==== Supplied entries

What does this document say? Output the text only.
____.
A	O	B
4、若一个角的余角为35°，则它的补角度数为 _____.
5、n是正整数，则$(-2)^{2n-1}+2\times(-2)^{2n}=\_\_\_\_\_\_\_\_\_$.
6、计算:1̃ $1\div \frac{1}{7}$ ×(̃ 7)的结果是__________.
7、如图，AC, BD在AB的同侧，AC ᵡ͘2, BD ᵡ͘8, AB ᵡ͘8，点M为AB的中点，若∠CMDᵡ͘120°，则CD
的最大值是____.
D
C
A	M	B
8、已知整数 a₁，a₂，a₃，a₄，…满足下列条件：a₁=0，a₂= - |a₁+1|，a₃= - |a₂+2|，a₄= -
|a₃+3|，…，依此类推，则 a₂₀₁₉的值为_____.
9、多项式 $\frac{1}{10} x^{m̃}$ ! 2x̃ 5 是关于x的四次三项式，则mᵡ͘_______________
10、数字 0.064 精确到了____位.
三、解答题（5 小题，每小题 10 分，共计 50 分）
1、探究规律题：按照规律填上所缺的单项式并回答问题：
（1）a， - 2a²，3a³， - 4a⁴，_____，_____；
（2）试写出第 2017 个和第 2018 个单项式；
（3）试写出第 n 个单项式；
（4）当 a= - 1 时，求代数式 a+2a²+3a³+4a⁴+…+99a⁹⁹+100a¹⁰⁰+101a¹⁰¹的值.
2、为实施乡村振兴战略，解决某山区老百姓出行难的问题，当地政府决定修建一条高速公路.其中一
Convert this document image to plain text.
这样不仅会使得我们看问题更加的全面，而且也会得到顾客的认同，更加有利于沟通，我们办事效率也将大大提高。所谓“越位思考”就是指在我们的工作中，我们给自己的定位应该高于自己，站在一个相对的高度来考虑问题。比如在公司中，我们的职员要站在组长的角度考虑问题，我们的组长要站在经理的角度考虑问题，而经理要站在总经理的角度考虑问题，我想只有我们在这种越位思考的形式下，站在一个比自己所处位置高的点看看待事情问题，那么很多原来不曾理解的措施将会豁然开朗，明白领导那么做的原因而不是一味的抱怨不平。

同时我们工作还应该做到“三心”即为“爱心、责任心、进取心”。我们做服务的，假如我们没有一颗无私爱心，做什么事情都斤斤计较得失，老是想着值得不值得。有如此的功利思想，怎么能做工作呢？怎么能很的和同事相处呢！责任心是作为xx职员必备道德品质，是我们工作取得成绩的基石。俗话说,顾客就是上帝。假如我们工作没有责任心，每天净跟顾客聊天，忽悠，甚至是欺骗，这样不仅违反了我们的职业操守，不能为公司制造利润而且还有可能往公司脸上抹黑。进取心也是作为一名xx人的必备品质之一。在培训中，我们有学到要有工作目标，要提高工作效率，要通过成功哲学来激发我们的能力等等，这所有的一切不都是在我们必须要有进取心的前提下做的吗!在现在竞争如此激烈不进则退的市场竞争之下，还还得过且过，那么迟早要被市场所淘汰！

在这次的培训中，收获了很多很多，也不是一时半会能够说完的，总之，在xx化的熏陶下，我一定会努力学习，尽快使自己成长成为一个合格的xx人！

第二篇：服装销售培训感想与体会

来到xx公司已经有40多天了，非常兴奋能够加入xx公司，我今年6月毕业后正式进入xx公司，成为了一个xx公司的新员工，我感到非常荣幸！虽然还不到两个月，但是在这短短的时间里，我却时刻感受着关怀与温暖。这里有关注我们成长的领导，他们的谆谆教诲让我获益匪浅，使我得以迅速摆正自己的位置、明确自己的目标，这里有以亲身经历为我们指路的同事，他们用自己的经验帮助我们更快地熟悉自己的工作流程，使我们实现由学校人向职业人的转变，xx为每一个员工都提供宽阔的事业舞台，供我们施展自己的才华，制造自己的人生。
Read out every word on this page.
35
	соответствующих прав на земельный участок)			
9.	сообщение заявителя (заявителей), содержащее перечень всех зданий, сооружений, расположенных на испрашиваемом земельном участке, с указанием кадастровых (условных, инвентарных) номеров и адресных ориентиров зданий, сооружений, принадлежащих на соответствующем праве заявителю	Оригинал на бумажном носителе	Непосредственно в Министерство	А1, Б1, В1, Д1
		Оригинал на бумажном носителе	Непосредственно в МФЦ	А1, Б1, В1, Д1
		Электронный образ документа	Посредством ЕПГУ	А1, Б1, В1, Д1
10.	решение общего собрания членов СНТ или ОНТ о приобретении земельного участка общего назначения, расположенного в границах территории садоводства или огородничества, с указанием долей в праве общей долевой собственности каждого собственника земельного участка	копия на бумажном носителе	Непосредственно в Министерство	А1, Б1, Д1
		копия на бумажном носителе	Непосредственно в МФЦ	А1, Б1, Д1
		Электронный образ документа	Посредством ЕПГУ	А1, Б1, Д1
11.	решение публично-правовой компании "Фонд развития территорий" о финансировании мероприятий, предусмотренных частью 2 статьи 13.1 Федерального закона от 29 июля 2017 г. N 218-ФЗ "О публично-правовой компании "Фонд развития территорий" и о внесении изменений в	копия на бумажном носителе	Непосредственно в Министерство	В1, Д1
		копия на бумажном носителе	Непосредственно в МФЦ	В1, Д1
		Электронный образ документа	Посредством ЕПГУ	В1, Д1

========

→ Description of the task
Copy all lines of the material above where the string "ЕПГУ" occurs.

→ Answer to the problem
		Электронный образ документа	Посредством ЕПГУ	А1, Б1, В1, Д1
		Электронный образ документа	Посредством ЕПГУ	А1, Б1, Д1
		Электронный образ документа	Посредством ЕПГУ	В1, Д1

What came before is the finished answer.